— begin Dataset excerpts —

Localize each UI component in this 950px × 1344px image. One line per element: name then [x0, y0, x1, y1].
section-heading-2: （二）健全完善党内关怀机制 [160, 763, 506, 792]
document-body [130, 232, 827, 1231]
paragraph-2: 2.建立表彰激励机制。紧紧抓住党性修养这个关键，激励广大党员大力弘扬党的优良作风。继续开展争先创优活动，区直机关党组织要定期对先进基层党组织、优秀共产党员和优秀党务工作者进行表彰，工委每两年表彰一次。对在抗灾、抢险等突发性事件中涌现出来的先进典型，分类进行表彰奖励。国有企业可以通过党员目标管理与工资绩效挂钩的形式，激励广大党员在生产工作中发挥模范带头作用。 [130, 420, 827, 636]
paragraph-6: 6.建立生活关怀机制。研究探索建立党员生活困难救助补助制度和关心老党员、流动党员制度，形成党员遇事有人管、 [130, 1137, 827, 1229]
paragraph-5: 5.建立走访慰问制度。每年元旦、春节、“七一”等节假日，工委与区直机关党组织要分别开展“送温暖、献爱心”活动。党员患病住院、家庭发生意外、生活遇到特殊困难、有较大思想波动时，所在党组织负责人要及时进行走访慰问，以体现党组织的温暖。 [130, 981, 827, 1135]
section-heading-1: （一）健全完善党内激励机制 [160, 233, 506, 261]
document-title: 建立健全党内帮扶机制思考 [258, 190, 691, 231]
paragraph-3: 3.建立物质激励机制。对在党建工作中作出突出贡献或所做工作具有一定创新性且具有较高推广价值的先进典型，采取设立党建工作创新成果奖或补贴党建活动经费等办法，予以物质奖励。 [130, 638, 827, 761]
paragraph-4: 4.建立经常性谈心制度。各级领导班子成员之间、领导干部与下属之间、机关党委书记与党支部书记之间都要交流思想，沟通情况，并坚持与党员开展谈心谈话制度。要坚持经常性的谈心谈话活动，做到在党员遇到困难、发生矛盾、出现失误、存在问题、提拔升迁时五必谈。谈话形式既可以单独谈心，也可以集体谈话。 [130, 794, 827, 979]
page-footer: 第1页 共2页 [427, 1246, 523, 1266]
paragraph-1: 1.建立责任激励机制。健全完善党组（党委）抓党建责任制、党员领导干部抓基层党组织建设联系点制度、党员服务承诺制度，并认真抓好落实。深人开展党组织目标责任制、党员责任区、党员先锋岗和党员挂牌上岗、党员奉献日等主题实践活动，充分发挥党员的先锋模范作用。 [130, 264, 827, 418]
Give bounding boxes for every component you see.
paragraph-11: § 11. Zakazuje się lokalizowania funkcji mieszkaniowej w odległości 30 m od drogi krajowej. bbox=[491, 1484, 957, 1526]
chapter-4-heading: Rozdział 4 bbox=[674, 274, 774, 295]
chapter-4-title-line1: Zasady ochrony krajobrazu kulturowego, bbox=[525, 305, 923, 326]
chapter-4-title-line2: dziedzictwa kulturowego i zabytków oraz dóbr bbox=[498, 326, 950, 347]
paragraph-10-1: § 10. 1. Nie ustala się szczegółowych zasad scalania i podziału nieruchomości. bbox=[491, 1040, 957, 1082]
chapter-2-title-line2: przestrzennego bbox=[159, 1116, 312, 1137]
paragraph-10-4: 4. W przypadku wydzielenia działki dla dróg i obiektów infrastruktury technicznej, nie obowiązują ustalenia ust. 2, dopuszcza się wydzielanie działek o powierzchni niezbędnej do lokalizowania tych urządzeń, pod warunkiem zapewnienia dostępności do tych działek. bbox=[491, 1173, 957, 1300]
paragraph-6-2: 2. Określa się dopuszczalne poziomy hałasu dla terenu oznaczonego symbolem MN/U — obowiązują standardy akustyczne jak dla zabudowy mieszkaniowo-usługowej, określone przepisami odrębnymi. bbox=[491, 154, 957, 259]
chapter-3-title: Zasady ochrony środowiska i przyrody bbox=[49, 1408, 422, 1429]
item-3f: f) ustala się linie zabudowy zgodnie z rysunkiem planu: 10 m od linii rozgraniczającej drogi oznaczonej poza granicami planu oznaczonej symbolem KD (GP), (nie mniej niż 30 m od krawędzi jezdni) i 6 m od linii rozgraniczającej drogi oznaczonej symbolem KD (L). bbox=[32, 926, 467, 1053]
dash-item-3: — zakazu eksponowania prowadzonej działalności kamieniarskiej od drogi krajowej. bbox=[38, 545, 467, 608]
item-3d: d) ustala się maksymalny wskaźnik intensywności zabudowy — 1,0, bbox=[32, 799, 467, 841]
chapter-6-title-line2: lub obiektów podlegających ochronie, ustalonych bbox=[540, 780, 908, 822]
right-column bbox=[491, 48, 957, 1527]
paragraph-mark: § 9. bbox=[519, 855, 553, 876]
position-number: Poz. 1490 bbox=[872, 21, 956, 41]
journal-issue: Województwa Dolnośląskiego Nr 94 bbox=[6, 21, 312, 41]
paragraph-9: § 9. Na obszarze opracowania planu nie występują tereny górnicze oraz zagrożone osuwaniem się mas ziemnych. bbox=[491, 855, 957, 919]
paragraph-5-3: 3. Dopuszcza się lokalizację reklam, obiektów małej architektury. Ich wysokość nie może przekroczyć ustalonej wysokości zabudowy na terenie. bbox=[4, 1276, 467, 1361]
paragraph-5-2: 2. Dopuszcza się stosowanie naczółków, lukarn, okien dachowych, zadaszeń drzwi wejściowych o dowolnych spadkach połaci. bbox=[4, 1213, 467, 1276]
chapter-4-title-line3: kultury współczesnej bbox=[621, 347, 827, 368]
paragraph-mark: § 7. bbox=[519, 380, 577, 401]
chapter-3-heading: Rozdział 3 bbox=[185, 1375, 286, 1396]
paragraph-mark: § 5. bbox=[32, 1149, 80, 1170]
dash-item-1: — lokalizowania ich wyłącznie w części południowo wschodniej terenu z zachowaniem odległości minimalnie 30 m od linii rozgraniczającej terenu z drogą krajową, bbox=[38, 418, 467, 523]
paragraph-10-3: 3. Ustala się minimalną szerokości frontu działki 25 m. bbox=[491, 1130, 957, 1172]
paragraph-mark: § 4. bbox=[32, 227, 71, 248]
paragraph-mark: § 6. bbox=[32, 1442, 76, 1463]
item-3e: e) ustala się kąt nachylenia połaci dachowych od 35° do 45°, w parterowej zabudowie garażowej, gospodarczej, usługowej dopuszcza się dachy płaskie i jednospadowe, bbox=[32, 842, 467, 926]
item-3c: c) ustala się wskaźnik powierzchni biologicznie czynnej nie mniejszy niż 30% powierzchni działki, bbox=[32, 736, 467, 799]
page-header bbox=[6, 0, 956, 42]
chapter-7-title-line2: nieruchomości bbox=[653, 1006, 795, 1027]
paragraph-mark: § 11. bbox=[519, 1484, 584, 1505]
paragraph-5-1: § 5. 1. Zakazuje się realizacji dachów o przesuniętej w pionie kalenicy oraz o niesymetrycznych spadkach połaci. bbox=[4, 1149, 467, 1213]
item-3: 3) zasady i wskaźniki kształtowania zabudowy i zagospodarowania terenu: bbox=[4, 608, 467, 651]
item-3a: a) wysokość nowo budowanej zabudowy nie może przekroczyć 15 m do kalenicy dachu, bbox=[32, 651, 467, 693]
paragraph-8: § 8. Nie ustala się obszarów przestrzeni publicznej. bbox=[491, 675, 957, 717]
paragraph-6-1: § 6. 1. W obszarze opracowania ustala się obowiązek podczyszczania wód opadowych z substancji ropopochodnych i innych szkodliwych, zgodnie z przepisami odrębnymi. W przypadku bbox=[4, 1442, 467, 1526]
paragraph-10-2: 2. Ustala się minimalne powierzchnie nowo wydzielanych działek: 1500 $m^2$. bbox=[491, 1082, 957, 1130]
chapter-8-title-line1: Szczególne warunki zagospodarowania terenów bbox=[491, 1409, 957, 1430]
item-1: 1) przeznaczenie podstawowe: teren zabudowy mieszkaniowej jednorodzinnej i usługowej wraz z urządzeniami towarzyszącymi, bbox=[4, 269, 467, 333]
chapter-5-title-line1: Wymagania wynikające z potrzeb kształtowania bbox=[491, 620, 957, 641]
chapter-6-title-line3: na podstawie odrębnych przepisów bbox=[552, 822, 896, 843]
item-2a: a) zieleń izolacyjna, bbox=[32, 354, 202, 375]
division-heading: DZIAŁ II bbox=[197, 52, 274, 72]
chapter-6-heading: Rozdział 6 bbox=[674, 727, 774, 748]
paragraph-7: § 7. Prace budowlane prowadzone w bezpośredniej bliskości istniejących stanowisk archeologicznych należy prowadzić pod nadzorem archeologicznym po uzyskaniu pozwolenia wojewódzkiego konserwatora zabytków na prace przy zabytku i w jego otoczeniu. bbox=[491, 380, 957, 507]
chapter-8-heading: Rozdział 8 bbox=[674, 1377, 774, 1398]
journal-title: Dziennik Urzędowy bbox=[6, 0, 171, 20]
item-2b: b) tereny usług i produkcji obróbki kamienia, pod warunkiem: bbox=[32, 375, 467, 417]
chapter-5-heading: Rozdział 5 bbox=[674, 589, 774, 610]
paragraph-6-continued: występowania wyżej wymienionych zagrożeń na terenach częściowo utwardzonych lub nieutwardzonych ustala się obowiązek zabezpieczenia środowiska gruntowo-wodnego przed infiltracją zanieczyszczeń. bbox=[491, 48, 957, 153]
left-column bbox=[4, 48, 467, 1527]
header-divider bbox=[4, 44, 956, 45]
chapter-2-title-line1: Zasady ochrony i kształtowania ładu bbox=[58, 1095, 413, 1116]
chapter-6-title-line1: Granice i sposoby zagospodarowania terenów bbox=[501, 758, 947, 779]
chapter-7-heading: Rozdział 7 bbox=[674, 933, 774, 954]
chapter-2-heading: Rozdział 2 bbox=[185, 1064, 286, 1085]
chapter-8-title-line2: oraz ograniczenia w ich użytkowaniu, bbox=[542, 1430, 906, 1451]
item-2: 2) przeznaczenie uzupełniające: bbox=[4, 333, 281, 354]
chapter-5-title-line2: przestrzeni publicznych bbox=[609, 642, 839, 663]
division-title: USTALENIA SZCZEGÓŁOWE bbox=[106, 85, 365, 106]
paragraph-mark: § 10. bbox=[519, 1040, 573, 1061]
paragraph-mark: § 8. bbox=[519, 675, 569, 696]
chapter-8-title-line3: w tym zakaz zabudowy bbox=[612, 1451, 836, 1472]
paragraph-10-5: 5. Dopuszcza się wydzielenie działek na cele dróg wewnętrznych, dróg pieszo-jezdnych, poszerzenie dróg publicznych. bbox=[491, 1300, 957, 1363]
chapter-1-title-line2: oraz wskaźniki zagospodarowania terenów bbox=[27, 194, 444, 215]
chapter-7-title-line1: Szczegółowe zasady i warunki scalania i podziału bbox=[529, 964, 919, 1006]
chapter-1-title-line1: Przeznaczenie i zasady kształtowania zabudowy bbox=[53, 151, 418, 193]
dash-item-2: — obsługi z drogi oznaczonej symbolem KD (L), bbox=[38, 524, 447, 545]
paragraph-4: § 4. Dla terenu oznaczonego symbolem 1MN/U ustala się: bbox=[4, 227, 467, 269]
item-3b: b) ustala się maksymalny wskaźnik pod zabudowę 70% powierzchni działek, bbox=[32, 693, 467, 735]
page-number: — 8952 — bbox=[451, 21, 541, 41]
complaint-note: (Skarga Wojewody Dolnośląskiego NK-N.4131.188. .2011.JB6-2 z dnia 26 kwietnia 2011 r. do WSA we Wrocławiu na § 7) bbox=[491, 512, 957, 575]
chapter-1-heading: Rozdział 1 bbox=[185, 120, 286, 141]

— end Dataset excerpts —

Stated task:
Reproduce the entries verbatim, beginning at the first line and stopping after the line that contains "document-body [130, 232, 827, 1231]". Include both of those lines.

Answer in full:
Localize each UI component in this 950px × 1344px image. One line per element: name then [x0, y0, x1, y1].
section-heading-2: （二）健全完善党内关怀机制 [160, 763, 506, 792]
document-body [130, 232, 827, 1231]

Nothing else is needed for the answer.